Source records
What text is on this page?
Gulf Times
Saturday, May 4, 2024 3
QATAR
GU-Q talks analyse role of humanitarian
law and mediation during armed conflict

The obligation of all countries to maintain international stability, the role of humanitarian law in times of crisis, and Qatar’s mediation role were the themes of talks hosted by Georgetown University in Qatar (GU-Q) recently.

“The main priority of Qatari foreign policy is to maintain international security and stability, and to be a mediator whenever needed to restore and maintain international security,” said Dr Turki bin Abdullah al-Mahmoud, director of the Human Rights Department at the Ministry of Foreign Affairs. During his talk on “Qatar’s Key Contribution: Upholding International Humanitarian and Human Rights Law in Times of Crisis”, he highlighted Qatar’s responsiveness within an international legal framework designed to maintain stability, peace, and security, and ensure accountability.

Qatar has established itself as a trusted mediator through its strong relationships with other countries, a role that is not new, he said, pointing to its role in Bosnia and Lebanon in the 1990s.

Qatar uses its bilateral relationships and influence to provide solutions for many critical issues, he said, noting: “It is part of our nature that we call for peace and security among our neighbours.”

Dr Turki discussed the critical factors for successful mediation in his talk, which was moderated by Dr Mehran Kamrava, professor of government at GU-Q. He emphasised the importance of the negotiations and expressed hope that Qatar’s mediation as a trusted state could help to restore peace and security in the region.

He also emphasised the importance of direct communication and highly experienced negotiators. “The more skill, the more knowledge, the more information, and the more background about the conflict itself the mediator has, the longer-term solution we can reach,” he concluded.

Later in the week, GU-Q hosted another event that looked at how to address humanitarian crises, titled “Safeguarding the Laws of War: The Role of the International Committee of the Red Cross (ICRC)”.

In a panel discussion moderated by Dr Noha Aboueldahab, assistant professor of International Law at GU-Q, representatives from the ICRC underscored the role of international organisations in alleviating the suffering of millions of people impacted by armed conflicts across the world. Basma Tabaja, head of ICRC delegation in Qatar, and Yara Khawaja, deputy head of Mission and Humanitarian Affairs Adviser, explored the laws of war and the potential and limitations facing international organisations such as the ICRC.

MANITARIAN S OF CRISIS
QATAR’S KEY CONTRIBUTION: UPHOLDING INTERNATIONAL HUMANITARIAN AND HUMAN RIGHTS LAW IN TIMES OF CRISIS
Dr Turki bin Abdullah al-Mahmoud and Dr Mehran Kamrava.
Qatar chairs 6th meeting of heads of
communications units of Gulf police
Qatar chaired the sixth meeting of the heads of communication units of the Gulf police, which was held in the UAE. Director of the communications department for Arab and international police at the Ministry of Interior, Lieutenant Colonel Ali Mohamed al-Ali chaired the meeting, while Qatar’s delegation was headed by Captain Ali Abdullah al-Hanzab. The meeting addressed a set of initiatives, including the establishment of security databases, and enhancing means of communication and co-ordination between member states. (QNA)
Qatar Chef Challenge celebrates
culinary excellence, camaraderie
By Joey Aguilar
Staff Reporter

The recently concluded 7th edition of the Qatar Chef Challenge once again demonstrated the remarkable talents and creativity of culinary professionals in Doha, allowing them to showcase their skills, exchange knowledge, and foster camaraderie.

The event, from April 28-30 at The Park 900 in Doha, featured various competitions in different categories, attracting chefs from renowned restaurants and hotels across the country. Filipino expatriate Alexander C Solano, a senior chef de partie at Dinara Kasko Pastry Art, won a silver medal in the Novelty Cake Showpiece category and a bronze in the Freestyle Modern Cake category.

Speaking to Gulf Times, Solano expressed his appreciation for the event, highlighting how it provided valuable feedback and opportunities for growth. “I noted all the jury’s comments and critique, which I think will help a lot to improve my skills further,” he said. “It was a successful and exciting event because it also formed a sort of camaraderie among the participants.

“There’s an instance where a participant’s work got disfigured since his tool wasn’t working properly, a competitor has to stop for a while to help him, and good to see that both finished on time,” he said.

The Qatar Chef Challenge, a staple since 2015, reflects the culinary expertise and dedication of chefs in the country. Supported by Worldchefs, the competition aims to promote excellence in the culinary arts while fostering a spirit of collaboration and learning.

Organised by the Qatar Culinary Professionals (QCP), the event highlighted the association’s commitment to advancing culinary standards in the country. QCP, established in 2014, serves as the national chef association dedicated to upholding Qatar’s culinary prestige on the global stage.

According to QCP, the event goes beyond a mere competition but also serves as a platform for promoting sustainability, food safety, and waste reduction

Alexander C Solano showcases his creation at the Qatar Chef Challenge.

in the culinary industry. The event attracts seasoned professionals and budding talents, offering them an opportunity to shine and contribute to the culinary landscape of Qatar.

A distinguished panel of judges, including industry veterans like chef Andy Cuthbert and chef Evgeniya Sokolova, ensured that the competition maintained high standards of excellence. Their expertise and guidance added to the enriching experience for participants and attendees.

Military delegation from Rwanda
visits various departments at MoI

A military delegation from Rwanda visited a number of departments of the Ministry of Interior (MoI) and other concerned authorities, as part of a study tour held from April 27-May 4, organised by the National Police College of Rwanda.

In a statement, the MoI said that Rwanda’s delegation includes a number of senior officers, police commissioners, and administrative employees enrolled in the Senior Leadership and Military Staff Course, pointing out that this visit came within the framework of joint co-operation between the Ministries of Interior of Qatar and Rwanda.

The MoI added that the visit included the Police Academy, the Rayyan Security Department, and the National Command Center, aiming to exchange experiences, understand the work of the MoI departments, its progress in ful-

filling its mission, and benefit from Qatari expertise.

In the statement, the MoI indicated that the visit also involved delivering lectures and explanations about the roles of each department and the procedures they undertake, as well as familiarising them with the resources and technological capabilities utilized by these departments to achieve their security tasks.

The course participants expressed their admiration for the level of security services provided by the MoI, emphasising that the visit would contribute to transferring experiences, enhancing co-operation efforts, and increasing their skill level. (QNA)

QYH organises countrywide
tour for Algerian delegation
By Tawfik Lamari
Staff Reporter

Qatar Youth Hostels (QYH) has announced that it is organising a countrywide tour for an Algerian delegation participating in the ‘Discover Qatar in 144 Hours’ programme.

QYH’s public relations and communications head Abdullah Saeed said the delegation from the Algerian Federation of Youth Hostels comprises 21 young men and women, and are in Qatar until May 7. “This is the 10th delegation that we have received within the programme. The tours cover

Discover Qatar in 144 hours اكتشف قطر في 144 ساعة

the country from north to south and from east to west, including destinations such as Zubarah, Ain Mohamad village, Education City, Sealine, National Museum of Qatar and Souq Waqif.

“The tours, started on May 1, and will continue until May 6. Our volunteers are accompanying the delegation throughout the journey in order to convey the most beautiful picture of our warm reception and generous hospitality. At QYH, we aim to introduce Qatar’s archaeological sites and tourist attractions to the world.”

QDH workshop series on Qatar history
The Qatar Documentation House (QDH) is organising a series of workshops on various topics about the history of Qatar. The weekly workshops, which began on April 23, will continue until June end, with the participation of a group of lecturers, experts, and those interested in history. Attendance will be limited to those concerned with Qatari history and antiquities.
==
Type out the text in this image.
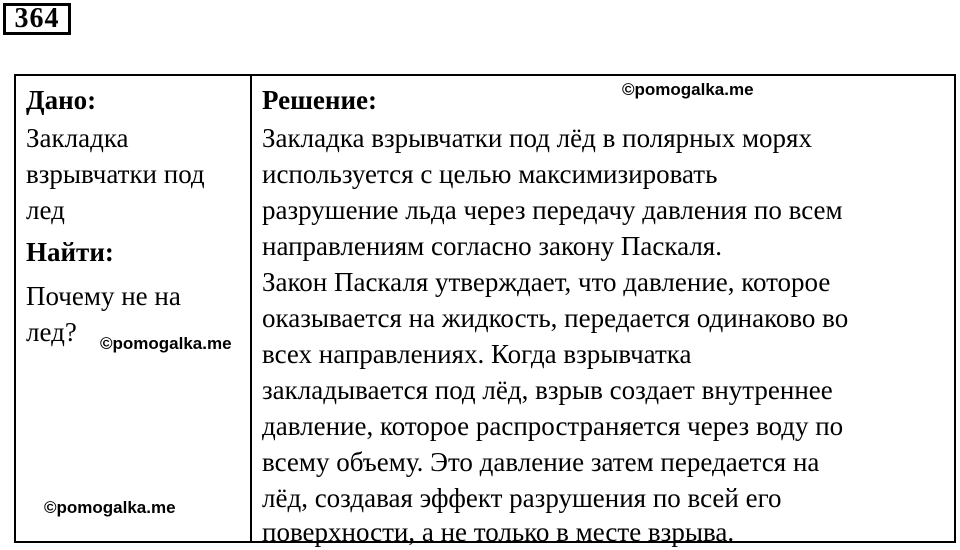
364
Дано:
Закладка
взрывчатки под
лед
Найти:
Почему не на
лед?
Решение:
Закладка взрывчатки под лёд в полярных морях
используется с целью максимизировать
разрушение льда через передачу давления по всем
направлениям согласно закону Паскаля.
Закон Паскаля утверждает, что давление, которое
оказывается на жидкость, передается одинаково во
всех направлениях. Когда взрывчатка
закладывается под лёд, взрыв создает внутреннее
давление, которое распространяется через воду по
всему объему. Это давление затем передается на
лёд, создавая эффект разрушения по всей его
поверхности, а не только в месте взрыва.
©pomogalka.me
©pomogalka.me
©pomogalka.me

● **SHORT PROBLEM**
Search the data for "Solano". Copy every matching line.

● **FINISHED EXERCISE**
The event, from April 28-30 at The Park 900 in Doha, featured various competitions in different categories, attracting chefs from renowned restaurants and hotels across the country. Filipino expatriate Alexander C Solano, a senior chef de partie at Dinara Kasko Pastry Art, won a silver medal in the Novelty Cake Showpiece category and a bronze in the Freestyle Modern Cake category.
Speaking to Gulf Times, Solano expressed his appreciation for the event, highlighting how it provided valuable feedback and opportunities for growth. “I noted all the jury’s comments and critique, which I think will help a lot to improve my skills further,” he said. “It was a successful and exciting event because it also formed a sort of camaraderie among the participants.
Alexander C Solano showcases his creation at the Qatar Chef Challenge.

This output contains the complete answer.